DOCUMENT TEXT:
● ● ● ●

Old’s Cool In celebration of 70 years of Porsche sports cars, Porsche Classic has restored 20 vehicles in matching styles… Story: Simon Jackson. Photography: Dan Bathie.
Over 70 percent of Porsche vehicles sold over the past 70-years remain on our roads today. Just think about that for a second – it’s quite a staggering statement. Another impressive fact is that Porsche is currently able to supply more than 52,000 genuine parts for those cars through a network of over 1,000 suppliers. Porsche Classic, the arm of the Stuttgart brand that caters for older vehicles, has been gaining momentum of late. Though I doubt anyone would openly admit it, Porsche has watched independent specialists corner this side of the automotive world for a long time, now it fancies a piece of the pie – and why not? Who better to assist the rebirth, or routine maintenance, of a classic Porsche than the people who built the thing to begin with?
Each was to be finished in the same ‘Liquid Metal’ silver hue…
Porsche Classic is a global operation, in the UK there are currently four Porsche Centres endorsed as ‘Porsche Classic Partners’; Glasgow, Hatfield, Leeds and Swindon. Outside of these specialist locations, every Porsche Centre and Porsche Recommended Repairer is able to assist classic Porsche owners. All this is something Porsche is keen to promote, what better way to do that than by showcasing its work?
In advance of the recent Classic Motor Show at the NEC, Porsche GB commissioned the restoration of 20 modern classic Porsche vehicles, part of the brand’s celebrations marking 70 years of Porsche sports cars. A mixture of air-and water-cooled, rear- and mid-engined, and transaxle models, importantly the selection included 10 986 Boxsters – one of the latest models to be classified as ‘classic’. The cars in question were not ‘run of the mill’ restorations in that each was to be finished in the same ‘Liquid Metal’ silver hue (a colour developed for the 918 Spyder hypercar), feature all-black interiors, and a manual gearbox. Bare metal restorations were conducted and, in some cases, a full engine rebuild undertaken – some M96 engined cars using a new short block engine, highlighting the availability of such engines from Porsche. Though the aim was to keep the restored vehicles as original as possible, some bespoke touches were included, amongst them a subtle ‘70 years of Porsche’ graphic and bespoke interior trim in original Porsche material – in addition a commemorative plaque appears inside each vehicle. A promotional tool first and foremost, the cars in question also set out to showcase certain Classic Parts, from Porsche’s range of classic motor oils to its Classic satellite navigation and Vehicle Tracking systems. A commemorative presentation folder detailing all the work undertaken, and listing any new ‘feature’ parts, will stay with each car for its lifetime. Porsche has been restoring classic cars for some time, in fact it has enlisted its Centres in competitions to such effect, but nothing before has been undertaken quite on this scale tied together with a common theme and goal.

● ● ● ●

EXTRACTED MATERIAL:

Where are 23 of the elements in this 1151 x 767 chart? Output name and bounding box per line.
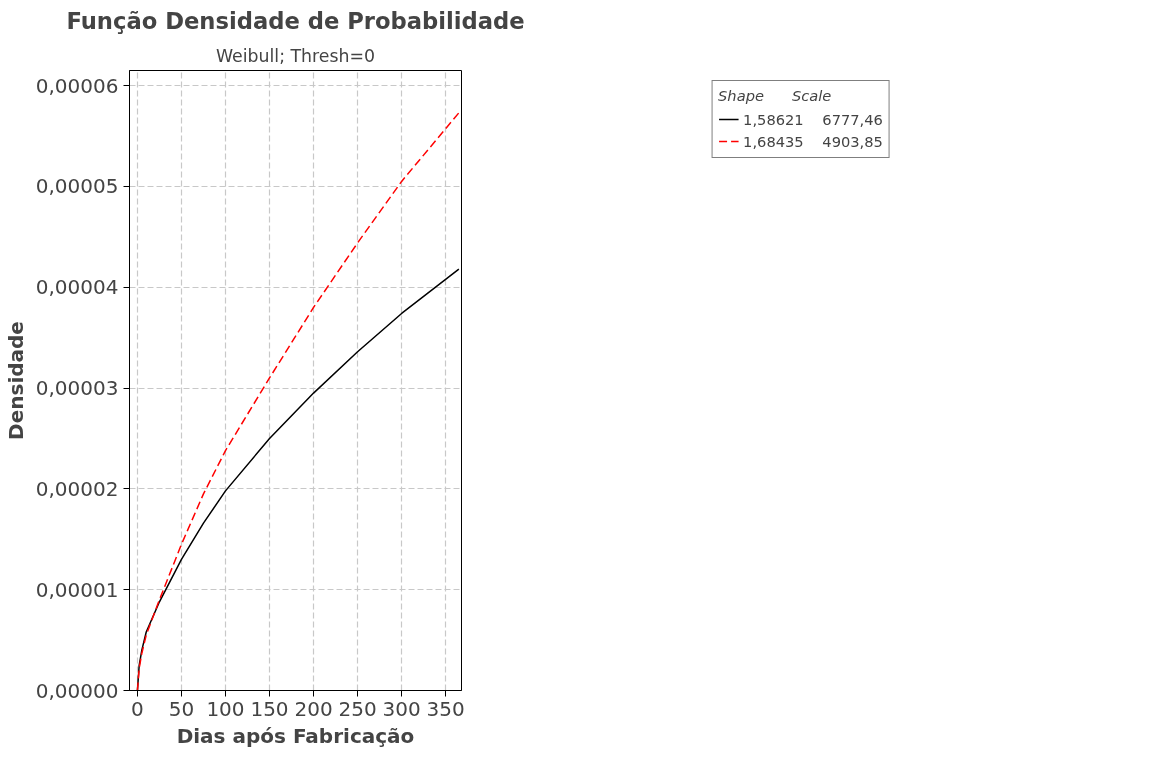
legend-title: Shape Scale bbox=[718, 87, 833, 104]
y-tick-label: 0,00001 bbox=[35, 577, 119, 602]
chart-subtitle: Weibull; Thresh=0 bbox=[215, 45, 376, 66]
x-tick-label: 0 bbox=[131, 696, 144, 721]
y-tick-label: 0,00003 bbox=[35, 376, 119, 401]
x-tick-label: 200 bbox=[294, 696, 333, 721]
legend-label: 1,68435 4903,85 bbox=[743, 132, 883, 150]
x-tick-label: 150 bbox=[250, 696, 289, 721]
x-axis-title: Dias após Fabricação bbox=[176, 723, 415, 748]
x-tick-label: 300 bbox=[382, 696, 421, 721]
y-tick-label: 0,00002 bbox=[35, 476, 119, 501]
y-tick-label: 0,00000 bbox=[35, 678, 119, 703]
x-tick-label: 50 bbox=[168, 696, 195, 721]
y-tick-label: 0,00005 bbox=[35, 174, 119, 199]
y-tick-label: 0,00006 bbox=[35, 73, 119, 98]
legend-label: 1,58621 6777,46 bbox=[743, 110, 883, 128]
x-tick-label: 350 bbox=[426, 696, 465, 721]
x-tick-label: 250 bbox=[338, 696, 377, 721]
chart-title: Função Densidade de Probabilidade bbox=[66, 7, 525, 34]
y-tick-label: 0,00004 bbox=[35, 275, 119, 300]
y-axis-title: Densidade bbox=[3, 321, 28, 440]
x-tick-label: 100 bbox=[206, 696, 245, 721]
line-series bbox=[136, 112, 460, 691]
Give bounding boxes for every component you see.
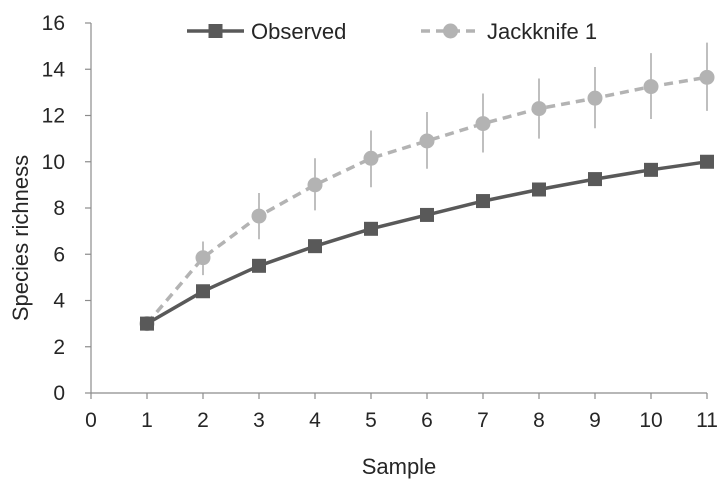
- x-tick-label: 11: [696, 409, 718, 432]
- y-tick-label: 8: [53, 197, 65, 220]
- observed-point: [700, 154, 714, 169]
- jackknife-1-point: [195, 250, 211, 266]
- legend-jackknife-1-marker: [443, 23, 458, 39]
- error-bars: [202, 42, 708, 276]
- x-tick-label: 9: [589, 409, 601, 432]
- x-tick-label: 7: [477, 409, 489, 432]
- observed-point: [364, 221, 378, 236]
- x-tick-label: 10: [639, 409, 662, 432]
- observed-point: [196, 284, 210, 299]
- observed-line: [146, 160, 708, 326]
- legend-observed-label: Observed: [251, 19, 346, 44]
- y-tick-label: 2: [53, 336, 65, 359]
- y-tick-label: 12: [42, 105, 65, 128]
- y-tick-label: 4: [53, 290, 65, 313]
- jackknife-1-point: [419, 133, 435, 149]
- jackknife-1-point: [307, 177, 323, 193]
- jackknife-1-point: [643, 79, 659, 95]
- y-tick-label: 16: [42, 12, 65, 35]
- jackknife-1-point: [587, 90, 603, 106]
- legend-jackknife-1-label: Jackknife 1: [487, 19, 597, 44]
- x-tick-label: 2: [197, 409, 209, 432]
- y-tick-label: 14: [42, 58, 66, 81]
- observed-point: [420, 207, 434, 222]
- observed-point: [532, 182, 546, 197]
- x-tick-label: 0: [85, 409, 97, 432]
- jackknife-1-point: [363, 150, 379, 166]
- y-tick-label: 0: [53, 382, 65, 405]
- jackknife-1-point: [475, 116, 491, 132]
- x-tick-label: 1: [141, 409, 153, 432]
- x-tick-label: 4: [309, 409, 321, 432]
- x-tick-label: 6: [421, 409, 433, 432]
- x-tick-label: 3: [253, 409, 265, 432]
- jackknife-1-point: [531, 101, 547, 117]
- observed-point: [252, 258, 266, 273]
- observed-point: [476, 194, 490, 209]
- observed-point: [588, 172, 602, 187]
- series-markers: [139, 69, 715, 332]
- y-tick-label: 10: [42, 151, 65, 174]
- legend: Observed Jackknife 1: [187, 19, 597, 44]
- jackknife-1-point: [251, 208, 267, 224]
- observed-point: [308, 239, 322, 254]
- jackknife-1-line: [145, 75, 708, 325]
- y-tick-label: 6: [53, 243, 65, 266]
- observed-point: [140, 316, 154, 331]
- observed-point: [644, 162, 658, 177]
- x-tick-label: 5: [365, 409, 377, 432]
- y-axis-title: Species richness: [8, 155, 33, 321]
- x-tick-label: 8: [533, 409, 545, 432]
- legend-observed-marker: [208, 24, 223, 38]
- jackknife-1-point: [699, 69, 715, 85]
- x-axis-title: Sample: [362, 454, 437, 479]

● ● ● ●

WORK TO DO:
(a) Translate this sentence from the Porsche Classic article into Spanish: "Porsche Classic, the arm of the Stuttgart brand that caters for older vehicles, has been gaining momentum of late."
(b) Write the next part of the Porsche Classic article, picking up after its final sentence.

EXERCISE ANSWERS:
(a) Porsche Classic, la división de la marca de Stuttgart que atiende a los vehículos más antiguos, ha ido ganando impulso últimamente.

(b)
“Following the success of previous restoration projects, we were keen to find another initiative to tie-in with celebrations of 70 years of Porsche sports cars,” said Jonathan Mannell, Manager, Owner Services, Porsche Cars GB. “The customer feedback from our Centres participating in the previous restoration competitions indicated that there was demand for authentic restorations of Porsche models across the spectrum. Bringing our history and tradition alive in this manner is also a great way to help celebrate the 70th anniversary of the first Porsche sports car, and to highlight the passion for Porsche Classic at both Porsche Cars GB and our Centres.” With the 70th celebrations in mind, the line-up of restored cars is something of a timeline of Porsche vehicle production.
The oldest vehicle is a 1970 914 – here to represent the 120,000 examples of the flat-four targa topped two-seater sports car, next in the timeline, and the first transaxle car represented, comes a 1981 924 Turbo. The 924 is not alone on the transaxle front, Porsche also restored a 1986 944, 1993 928 GT, and a 1996 968 to complete the set. Of course the iconic 911 could not be ignored, a 1982 G Series 911 SC coupé is the oldest of the breed tackled – it’s what Porsche itself calls ‘the archetypal 1980s poster sports car’. The SC was joined by two further air-cooled 911s, a 1990 964 Carrera 4 and a 1996 993 Carrera 4 before the evolutionary shift from air- to watercooling is represented by two 996 911s; a 1999 996 Carrera 2 and a 2003 996 Turbo, which rounds-out the 911 offerings. The remaining 10 vehicles tell you much about what this project was attempting to highlight for they are all 986 Boxster S models, with Model Years ranging from 2000 to 2002.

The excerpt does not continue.